# start of Supplied records
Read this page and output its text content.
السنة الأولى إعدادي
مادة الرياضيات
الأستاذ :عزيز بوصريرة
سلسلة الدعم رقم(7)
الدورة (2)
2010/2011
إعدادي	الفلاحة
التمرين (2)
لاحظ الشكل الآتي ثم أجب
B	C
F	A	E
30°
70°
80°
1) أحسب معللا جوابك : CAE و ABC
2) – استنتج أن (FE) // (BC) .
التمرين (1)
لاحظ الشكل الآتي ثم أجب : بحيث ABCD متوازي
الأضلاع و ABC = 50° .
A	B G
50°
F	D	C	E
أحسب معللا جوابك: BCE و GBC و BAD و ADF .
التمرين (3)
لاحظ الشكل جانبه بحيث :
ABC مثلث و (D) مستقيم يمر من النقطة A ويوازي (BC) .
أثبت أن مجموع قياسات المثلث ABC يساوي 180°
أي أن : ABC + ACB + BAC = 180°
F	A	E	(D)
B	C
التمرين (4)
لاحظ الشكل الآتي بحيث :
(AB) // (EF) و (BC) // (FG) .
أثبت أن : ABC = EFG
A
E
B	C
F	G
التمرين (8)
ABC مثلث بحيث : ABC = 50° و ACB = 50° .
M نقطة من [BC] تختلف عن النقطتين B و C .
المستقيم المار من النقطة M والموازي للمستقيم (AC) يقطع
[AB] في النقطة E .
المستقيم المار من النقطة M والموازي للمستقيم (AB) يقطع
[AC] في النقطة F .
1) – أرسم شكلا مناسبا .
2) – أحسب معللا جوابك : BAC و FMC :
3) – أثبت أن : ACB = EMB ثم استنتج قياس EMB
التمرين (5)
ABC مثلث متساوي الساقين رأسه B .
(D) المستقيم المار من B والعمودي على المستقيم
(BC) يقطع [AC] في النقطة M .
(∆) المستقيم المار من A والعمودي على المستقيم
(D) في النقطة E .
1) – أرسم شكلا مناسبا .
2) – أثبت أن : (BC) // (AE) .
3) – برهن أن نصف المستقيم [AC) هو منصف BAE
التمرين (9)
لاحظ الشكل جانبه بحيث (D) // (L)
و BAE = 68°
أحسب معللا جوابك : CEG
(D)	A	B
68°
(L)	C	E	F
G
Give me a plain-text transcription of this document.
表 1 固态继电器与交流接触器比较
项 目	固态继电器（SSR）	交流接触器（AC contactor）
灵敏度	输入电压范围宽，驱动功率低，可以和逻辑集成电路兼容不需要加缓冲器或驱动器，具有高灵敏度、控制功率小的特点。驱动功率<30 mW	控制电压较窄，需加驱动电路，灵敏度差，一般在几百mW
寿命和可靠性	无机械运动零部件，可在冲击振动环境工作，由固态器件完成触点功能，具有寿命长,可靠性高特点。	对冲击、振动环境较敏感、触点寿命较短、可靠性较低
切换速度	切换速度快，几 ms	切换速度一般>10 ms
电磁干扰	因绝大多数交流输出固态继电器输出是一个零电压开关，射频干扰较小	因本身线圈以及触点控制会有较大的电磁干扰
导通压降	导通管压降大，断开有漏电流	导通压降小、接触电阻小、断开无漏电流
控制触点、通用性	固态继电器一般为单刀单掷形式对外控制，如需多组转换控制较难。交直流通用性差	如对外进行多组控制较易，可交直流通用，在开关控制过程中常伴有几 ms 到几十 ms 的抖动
# end of Supplied records
Write out exactly the lines from the line holding "Give me a plain-text" through the last line of the data, and nothing besides those lines.

Give me a plain-text transcription of this document.
表 1 固态继电器与交流接触器比较
项 目	固态继电器（SSR）	交流接触器（AC contactor）
灵敏度	输入电压范围宽，驱动功率低，可以和逻辑集成电路兼容不需要加缓冲器或驱动器，具有高灵敏度、控制功率小的特点。驱动功率<30 mW	控制电压较窄，需加驱动电路，灵敏度差，一般在几百mW
寿命和可靠性	无机械运动零部件，可在冲击振动环境工作，由固态器件完成触点功能，具有寿命长,可靠性高特点。	对冲击、振动环境较敏感、触点寿命较短、可靠性较低
切换速度	切换速度快，几 ms	切换速度一般>10 ms
电磁干扰	因绝大多数交流输出固态继电器输出是一个零电压开关，射频干扰较小	因本身线圈以及触点控制会有较大的电磁干扰
导通压降	导通管压降大，断开有漏电流	导通压降小、接触电阻小、断开无漏电流
控制触点、通用性	固态继电器一般为单刀单掷形式对外控制，如需多组转换控制较难。交直流通用性差	如对外进行多组控制较易，可交直流通用，在开关控制过程中常伴有几 ms 到几十 ms 的抖动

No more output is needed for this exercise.